[Items from a data source]
▼

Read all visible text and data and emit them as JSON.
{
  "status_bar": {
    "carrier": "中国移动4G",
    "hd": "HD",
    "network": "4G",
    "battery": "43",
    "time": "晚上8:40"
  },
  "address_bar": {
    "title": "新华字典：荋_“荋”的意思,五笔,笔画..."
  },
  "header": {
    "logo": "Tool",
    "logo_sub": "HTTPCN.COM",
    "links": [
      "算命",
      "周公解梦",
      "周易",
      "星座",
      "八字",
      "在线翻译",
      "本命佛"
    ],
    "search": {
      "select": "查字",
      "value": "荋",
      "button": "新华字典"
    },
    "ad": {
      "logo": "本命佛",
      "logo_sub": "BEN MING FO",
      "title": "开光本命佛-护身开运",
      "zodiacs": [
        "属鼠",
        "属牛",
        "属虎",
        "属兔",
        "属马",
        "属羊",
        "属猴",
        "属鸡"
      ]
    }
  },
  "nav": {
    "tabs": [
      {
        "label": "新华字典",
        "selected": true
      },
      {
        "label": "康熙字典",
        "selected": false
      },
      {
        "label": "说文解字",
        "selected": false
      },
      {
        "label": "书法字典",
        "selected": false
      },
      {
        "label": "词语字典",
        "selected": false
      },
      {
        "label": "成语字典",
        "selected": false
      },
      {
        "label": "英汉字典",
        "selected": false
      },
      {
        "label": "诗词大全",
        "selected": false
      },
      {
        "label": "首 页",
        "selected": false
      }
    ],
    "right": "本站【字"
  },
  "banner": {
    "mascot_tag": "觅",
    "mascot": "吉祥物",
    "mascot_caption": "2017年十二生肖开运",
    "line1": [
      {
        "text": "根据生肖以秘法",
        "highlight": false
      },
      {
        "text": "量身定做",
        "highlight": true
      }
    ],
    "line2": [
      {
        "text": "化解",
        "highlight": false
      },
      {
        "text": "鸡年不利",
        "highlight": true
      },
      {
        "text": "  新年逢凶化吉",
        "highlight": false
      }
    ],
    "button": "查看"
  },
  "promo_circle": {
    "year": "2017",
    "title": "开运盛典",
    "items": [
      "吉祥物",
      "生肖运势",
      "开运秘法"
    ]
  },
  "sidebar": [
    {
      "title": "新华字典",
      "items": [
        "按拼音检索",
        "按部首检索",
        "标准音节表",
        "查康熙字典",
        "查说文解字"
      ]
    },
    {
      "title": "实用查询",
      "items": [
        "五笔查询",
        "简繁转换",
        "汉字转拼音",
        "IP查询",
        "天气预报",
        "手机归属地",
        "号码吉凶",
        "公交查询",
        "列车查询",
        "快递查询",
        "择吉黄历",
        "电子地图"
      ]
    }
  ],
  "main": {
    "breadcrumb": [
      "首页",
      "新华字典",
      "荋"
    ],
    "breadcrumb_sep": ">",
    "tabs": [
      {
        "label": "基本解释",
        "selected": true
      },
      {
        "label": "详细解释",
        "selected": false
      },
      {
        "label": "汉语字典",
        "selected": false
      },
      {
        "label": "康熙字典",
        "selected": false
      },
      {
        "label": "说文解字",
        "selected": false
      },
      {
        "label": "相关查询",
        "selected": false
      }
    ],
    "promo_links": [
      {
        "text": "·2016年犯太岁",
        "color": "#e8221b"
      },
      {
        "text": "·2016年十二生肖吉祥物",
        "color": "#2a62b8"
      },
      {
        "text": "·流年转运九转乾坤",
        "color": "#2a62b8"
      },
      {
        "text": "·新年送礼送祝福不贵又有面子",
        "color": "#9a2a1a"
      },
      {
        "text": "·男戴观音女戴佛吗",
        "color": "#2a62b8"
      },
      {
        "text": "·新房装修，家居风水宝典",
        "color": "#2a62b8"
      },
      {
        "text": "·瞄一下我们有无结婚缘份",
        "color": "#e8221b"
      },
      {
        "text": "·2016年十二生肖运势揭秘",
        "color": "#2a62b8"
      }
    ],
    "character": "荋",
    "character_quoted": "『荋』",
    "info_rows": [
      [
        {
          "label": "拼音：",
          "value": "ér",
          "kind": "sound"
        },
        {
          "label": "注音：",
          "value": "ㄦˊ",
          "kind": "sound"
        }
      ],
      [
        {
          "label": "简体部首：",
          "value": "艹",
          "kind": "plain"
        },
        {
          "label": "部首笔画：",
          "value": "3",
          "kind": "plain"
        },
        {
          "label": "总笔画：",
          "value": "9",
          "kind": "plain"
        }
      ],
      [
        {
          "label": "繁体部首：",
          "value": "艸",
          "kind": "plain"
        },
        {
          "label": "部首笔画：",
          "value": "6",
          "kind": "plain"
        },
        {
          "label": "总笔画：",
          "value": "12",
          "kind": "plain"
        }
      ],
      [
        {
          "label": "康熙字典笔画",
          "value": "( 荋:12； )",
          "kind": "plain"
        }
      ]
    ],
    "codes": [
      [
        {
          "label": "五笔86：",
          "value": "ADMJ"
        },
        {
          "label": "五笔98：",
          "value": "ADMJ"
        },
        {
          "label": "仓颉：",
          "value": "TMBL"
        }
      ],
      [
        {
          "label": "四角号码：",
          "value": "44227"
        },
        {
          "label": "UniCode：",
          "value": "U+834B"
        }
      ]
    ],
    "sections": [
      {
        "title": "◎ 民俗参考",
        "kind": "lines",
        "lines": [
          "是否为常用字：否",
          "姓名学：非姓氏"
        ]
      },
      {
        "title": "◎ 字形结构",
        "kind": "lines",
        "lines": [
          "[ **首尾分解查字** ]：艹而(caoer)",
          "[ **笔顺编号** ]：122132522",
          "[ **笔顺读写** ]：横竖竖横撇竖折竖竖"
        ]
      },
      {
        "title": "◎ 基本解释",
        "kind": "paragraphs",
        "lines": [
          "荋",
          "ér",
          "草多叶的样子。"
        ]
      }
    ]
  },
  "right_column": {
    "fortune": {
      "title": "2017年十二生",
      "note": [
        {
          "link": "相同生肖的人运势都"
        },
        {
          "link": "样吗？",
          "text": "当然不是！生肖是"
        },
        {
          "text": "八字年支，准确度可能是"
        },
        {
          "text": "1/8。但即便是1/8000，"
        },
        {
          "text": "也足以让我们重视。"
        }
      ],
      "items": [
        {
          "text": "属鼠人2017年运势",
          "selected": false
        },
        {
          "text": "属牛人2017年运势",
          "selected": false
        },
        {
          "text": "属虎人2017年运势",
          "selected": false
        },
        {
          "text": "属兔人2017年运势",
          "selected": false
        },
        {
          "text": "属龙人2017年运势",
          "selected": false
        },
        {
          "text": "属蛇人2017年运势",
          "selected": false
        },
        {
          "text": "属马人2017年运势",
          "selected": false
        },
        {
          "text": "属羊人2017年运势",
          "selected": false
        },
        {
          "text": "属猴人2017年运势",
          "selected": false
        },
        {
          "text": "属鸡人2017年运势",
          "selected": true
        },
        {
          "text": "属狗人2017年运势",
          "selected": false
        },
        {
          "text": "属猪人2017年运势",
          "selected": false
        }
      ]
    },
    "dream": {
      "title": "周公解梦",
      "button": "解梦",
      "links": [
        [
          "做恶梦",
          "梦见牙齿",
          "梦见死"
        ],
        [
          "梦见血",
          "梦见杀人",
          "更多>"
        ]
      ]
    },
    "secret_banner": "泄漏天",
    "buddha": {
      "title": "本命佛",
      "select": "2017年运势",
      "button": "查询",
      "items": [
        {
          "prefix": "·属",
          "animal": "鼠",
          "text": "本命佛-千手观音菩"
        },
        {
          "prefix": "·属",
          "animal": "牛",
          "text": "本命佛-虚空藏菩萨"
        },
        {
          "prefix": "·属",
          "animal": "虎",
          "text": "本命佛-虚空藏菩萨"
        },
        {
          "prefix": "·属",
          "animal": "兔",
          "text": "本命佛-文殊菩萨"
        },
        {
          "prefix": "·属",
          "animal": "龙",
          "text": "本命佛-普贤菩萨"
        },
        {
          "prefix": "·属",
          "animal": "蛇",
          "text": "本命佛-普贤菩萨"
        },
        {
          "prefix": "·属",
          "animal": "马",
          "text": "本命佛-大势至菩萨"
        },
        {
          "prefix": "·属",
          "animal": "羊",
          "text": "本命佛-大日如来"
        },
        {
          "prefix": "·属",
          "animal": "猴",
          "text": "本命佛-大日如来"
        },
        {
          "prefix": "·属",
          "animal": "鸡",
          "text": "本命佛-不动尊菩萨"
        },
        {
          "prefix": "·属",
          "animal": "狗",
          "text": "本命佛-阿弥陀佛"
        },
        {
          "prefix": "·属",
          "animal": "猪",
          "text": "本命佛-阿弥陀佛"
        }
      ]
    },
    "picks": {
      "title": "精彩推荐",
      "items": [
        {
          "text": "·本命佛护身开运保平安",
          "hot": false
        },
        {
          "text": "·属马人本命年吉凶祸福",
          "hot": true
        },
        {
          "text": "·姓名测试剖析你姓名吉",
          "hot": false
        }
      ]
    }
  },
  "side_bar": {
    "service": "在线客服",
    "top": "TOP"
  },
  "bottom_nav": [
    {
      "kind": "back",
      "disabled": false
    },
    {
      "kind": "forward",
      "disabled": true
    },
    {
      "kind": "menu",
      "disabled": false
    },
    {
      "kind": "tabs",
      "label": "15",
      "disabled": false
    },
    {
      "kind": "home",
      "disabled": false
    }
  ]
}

▲

• [THE PROBLEM] Extract each line from the entries above that contains the string "true".

• [THE COMPLETED TASK]
        "selected": true
        "highlight": true
        "highlight": true
        "selected": true
          "selected": true
          "hot": true
      "disabled": true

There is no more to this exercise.